• [Given problem]:
Copy out every line that contains the word "name".

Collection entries
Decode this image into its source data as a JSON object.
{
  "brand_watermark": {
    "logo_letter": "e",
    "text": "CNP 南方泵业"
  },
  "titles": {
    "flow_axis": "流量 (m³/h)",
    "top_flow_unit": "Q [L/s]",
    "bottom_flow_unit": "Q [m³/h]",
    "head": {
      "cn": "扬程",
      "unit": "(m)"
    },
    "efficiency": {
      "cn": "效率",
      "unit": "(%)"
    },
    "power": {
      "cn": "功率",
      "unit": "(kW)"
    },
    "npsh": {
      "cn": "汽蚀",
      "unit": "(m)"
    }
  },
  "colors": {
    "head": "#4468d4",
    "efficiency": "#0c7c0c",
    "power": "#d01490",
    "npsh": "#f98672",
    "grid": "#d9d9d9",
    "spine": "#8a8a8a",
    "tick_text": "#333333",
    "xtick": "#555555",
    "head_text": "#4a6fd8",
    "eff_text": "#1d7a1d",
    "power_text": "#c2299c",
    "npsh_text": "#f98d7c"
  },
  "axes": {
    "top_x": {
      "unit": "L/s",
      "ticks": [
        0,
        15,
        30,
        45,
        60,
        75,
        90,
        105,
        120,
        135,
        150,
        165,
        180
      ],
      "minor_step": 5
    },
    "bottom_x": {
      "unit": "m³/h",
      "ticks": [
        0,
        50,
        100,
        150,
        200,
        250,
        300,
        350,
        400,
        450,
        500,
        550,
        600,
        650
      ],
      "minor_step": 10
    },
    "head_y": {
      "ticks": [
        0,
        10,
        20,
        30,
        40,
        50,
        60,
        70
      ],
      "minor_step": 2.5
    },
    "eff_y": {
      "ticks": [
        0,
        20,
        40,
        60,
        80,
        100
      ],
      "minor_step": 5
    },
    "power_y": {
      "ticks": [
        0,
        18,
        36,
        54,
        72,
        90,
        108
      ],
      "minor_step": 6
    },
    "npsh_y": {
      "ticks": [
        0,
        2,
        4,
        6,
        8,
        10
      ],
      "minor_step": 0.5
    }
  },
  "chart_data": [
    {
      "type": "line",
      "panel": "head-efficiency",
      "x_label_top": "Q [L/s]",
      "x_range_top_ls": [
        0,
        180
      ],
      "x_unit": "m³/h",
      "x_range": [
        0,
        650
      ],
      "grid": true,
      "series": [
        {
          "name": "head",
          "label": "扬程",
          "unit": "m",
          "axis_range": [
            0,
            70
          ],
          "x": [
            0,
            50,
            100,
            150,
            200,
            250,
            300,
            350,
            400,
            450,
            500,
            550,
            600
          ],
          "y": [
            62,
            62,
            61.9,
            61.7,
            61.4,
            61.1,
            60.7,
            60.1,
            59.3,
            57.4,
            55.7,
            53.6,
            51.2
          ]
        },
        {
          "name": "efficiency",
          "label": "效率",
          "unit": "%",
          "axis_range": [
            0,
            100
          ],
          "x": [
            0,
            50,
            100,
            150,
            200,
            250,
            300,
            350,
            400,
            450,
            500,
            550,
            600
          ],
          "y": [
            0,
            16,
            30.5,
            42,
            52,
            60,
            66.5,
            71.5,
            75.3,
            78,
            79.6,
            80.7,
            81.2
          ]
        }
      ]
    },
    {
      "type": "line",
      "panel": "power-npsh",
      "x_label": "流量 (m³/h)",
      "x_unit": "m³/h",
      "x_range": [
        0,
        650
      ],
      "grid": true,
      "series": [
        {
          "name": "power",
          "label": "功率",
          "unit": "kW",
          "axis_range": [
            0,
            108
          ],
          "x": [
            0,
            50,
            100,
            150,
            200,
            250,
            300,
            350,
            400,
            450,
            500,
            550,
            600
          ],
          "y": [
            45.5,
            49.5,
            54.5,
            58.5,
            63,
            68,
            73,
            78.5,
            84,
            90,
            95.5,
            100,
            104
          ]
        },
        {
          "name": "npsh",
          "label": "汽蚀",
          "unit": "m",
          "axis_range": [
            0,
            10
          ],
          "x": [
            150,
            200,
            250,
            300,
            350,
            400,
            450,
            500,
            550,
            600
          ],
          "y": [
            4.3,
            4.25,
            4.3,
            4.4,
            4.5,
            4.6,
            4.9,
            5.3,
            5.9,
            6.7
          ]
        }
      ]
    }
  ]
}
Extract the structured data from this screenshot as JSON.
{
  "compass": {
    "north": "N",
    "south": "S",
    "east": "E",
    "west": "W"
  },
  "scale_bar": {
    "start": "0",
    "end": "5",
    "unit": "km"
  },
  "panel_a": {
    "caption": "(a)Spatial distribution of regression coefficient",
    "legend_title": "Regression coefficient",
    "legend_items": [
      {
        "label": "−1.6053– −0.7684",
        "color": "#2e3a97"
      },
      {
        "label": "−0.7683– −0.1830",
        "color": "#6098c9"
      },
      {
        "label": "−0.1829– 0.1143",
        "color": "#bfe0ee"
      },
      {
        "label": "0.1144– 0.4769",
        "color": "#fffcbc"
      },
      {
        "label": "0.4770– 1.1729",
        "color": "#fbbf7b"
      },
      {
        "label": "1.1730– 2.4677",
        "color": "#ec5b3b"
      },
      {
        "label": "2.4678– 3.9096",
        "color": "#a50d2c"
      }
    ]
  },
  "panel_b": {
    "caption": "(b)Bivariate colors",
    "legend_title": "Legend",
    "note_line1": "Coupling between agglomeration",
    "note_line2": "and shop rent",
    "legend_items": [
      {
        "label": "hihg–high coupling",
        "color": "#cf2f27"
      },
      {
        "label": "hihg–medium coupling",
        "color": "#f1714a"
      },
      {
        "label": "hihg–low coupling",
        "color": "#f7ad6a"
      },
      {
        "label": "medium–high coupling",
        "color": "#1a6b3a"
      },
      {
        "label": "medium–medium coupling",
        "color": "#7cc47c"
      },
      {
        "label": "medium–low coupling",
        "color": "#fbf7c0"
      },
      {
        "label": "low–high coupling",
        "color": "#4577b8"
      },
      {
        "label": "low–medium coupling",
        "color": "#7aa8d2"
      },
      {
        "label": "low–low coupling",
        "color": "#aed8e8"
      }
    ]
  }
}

• [Solved exercise]:
          "name": "head",
          "name": "efficiency",
          "name": "power",
          "name": "npsh",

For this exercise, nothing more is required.